╭─ DATA EXTRACT

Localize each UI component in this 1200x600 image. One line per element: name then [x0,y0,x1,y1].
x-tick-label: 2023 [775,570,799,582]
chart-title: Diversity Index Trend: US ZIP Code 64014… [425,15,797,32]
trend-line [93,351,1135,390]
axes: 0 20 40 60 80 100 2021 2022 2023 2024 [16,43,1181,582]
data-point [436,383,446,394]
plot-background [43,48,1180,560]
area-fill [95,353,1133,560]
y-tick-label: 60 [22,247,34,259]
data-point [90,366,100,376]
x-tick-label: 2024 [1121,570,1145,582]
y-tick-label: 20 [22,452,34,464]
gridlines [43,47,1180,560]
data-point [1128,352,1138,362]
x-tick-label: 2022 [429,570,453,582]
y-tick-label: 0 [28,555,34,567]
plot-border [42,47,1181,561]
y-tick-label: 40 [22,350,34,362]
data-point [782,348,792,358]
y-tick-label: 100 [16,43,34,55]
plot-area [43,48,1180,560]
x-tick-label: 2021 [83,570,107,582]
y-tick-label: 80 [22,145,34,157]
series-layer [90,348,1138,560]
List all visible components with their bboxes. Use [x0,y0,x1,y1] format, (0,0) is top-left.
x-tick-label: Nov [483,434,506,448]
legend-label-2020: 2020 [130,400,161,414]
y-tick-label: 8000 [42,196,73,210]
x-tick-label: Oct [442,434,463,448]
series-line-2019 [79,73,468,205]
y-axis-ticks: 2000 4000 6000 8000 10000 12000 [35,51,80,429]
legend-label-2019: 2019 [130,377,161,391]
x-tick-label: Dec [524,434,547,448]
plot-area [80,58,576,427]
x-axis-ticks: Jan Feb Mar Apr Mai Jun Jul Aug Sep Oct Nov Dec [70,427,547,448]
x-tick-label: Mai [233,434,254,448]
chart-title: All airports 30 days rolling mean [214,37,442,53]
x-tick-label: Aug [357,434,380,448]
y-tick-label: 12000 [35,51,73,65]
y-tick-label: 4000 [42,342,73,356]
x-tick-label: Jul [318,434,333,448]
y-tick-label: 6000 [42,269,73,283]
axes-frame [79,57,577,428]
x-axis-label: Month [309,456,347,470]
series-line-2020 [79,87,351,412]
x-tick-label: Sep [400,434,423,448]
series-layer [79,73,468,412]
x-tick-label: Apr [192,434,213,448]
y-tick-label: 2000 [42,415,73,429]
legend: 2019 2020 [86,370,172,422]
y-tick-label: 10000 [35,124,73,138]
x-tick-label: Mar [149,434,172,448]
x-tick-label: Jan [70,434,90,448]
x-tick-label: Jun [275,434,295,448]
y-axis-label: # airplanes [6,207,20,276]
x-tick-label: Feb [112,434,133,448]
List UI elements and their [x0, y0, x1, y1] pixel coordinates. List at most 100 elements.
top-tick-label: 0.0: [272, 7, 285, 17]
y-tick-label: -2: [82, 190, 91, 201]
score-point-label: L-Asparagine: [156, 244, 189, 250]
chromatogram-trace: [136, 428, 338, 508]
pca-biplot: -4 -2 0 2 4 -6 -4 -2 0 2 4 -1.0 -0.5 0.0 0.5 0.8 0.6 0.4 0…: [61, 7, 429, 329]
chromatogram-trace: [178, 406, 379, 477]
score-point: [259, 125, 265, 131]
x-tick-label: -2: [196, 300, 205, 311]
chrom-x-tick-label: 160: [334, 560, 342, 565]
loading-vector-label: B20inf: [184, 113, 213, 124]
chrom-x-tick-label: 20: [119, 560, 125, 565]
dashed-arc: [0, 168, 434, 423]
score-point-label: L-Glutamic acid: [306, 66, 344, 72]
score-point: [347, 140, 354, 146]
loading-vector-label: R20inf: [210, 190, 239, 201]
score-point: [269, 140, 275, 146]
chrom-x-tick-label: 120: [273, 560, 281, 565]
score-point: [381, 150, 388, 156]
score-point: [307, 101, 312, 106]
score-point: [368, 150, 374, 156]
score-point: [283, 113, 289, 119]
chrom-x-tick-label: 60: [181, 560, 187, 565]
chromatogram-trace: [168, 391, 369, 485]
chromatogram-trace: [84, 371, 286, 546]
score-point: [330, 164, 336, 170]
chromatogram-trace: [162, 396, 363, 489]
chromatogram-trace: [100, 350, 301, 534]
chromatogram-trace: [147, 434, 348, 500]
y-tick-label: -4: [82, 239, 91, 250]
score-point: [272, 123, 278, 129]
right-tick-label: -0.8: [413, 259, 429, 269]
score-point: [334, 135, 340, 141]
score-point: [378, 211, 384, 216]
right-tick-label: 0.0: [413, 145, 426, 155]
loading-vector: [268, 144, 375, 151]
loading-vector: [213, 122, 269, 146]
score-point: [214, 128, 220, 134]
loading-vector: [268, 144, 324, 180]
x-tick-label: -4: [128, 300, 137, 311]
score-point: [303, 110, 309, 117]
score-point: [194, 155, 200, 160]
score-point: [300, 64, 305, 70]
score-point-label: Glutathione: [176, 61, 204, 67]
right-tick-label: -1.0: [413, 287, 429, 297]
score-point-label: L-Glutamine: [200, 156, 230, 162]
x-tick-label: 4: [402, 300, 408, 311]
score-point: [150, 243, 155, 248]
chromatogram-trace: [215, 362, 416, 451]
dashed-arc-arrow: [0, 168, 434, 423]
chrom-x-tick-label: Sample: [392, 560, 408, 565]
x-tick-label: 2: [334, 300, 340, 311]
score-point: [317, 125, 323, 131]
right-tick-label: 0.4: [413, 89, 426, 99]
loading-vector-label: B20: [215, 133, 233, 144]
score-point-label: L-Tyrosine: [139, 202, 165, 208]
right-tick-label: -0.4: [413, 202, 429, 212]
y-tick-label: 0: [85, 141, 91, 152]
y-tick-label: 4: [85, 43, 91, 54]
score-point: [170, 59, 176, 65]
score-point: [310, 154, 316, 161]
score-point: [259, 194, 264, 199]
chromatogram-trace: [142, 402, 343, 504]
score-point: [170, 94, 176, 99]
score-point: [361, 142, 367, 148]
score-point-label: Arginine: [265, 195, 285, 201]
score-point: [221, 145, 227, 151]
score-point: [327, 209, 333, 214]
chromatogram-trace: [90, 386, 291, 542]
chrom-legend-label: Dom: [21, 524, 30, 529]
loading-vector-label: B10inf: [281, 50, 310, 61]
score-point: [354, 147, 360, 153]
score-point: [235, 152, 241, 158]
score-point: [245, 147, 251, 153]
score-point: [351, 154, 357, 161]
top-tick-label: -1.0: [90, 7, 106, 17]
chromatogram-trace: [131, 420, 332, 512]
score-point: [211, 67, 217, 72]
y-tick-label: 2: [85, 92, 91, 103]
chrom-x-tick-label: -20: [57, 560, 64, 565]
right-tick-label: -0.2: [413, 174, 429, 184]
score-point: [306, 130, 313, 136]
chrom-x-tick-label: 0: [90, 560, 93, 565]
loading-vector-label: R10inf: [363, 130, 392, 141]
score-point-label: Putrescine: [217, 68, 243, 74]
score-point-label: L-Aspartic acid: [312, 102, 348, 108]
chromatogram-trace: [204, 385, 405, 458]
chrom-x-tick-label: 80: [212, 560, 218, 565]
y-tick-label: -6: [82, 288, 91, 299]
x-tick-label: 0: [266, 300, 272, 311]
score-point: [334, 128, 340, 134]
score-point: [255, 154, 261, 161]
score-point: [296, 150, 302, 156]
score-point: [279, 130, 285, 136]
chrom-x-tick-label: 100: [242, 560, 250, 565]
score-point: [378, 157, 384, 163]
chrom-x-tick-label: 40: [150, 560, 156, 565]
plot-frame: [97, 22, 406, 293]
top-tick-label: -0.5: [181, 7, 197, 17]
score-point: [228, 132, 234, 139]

╰─

§ DESCRIPTION OF THE TASK
Copy the lines verbatim, beginning with the very first line and stopping after the line that contains "y-axis-ticks: 2000 4000".

§ RESULT FOR THIS EXERCISE
Localize each UI component in this 1200x600 image. One line per element: name then [x0,y0,x1,y1].
x-tick-label: 2023 [775,570,799,582]
chart-title: Diversity Index Trend: US ZIP Code 64014… [425,15,797,32]
trend-line [93,351,1135,390]
axes: 0 20 40 60 80 100 2021 2022 2023 2024 [16,43,1181,582]
data-point [436,383,446,394]
plot-background [43,48,1180,560]
area-fill [95,353,1133,560]
y-tick-label: 60 [22,247,34,259]
data-point [90,366,100,376]
x-tick-label: 2024 [1121,570,1145,582]
y-tick-label: 20 [22,452,34,464]
gridlines [43,47,1180,560]
data-point [1128,352,1138,362]
x-tick-label: 2022 [429,570,453,582]
y-tick-label: 0 [28,555,34,567]
plot-border [42,47,1181,561]
y-tick-label: 40 [22,350,34,362]
data-point [782,348,792,358]
y-tick-label: 100 [16,43,34,55]
plot-area [43,48,1180,560]
x-tick-label: 2021 [83,570,107,582]
y-tick-label: 80 [22,145,34,157]
series-layer [90,348,1138,560]
List all visible components with their bboxes. Use [x0,y0,x1,y1] format, (0,0) is top-left.
x-tick-label: Nov [483,434,506,448]
legend-label-2020: 2020 [130,400,161,414]
y-tick-label: 8000 [42,196,73,210]
x-tick-label: Oct [442,434,463,448]
series-line-2019 [79,73,468,205]
y-axis-ticks: 2000 4000 6000 8000 10000 12000 [35,51,80,429]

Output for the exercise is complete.